─── DATASET RECORDS ───
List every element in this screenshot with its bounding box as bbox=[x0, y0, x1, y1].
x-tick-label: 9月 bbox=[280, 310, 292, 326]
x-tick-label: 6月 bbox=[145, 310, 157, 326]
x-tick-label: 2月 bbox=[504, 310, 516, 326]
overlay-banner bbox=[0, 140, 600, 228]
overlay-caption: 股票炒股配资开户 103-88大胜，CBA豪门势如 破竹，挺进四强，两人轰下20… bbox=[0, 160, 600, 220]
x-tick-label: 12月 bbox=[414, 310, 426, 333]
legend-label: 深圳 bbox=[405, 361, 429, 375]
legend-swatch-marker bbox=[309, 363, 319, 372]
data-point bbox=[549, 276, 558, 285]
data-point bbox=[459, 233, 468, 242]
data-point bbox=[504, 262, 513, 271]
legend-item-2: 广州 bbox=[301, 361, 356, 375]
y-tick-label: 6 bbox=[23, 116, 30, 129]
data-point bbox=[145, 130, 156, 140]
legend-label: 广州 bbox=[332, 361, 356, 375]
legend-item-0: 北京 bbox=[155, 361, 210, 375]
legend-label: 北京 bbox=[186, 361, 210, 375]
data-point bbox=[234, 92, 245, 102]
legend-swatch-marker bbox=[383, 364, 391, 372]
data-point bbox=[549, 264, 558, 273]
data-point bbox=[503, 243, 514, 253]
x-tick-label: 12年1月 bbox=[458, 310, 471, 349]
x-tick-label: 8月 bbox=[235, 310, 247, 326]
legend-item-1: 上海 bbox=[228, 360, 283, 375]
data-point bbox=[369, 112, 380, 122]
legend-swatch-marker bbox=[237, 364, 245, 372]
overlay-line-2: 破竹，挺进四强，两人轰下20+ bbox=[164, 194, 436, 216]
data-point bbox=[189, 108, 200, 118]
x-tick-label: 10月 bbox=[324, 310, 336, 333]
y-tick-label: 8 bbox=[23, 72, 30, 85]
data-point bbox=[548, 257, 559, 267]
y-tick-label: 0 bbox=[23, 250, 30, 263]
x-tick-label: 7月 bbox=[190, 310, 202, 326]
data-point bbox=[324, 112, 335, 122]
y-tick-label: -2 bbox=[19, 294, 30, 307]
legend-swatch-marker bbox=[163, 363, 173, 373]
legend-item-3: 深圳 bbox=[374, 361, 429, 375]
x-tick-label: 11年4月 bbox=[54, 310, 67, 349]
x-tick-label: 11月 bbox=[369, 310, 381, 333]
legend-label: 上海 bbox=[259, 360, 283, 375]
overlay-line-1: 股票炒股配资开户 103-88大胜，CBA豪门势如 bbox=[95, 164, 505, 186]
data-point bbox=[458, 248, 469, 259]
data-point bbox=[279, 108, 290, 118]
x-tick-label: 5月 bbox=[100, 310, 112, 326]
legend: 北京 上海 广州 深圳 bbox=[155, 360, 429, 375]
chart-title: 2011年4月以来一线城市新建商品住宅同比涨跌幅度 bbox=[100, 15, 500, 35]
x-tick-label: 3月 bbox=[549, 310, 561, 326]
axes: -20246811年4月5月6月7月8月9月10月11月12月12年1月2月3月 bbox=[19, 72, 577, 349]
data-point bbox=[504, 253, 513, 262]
───
- WRITTEN REQUEST:
Lay out every line of the data above as a Markdown table with the columns "Row" and "Line". Number the rows in order and leave out any blank lines.

- REPLY TO THE TASK:
| Row | Line |
|---|---|
| 1 | List every element in this screenshot with its bounding box as bbox=[x0, y0, x1, y1]. |
| 2 | x-tick-label: 9月 bbox=[280, 310, 292, 326] |
| 3 | x-tick-label: 6月 bbox=[145, 310, 157, 326] |
| 4 | x-tick-label: 2月 bbox=[504, 310, 516, 326] |
| 5 | overlay-banner bbox=[0, 140, 600, 228] |
| 6 | overlay-caption: 股票炒股配资开户 103-88大胜，CBA豪门势如 破竹，挺进四强，两人轰下20… bbox=[0, 160, 600, 220] |
| 7 | x-tick-label: 12月 bbox=[414, 310, 426, 333] |
| 8 | legend-label: 深圳 bbox=[405, 361, 429, 375] |
| 9 | legend-swatch-marker bbox=[309, 363, 319, 372] |
| 10 | data-point bbox=[549, 276, 558, 285] |
| 11 | data-point bbox=[459, 233, 468, 242] |
| 12 | data-point bbox=[504, 262, 513, 271] |
| 13 | legend-item-2: 广州 bbox=[301, 361, 356, 375] |
| 14 | y-tick-label: 6 bbox=[23, 116, 30, 129] |
| 15 | data-point bbox=[145, 130, 156, 140] |
| 16 | legend-label: 广州 bbox=[332, 361, 356, 375] |
| 17 | legend-item-0: 北京 bbox=[155, 361, 210, 375] |
| 18 | legend-label: 北京 bbox=[186, 361, 210, 375] |
| 19 | data-point bbox=[234, 92, 245, 102] |
| 20 | legend-swatch-marker bbox=[383, 364, 391, 372] |
| 21 | data-point bbox=[549, 264, 558, 273] |
| 22 | data-point bbox=[503, 243, 514, 253] |
| 23 | x-tick-label: 12年1月 bbox=[458, 310, 471, 349] |
| 24 | x-tick-label: 8月 bbox=[235, 310, 247, 326] |
| 25 | legend-item-1: 上海 bbox=[228, 360, 283, 375] |
| 26 | data-point bbox=[369, 112, 380, 122] |
| 27 | legend-swatch-marker bbox=[237, 364, 245, 372] |
| 28 | overlay-line-2: 破竹，挺进四强，两人轰下20+ bbox=[164, 194, 436, 216] |
| 29 | data-point bbox=[189, 108, 200, 118] |
| 30 | x-tick-label: 10月 bbox=[324, 310, 336, 333] |
| 31 | y-tick-label: 8 bbox=[23, 72, 30, 85] |
| 32 | data-point bbox=[548, 257, 559, 267] |
| 33 | y-tick-label: 0 bbox=[23, 250, 30, 263] |
| 34 | x-tick-label: 7月 bbox=[190, 310, 202, 326] |
| 35 | data-point bbox=[324, 112, 335, 122] |
| 36 | y-tick-label: -2 bbox=[19, 294, 30, 307] |
| 37 | legend-swatch-marker bbox=[163, 363, 173, 373] |
| 38 | legend-item-3: 深圳 bbox=[374, 361, 429, 375] |
| 39 | x-tick-label: 11年4月 bbox=[54, 310, 67, 349] |
| 40 | x-tick-label: 11月 bbox=[369, 310, 381, 333] |
| 41 | legend-label: 上海 bbox=[259, 360, 283, 375] |
| 42 | overlay-line-1: 股票炒股配资开户 103-88大胜，CBA豪门势如 bbox=[95, 164, 505, 186] |
| 43 | data-point bbox=[458, 248, 469, 259] |
| 44 | data-point bbox=[279, 108, 290, 118] |
| 45 | x-tick-label: 5月 bbox=[100, 310, 112, 326] |
| 46 | legend: 北京 上海 广州 深圳 bbox=[155, 360, 429, 375] |
| 47 | chart-title: 2011年4月以来一线城市新建商品住宅同比涨跌幅度 bbox=[100, 15, 500, 35] |
| 48 | x-tick-label: 3月 bbox=[549, 310, 561, 326] |
| 49 | axes: -20246811年4月5月6月7月8月9月10月11月12月12年1月2月3月 bbox=[19, 72, 577, 349] |
| 50 | data-point bbox=[504, 253, 513, 262] |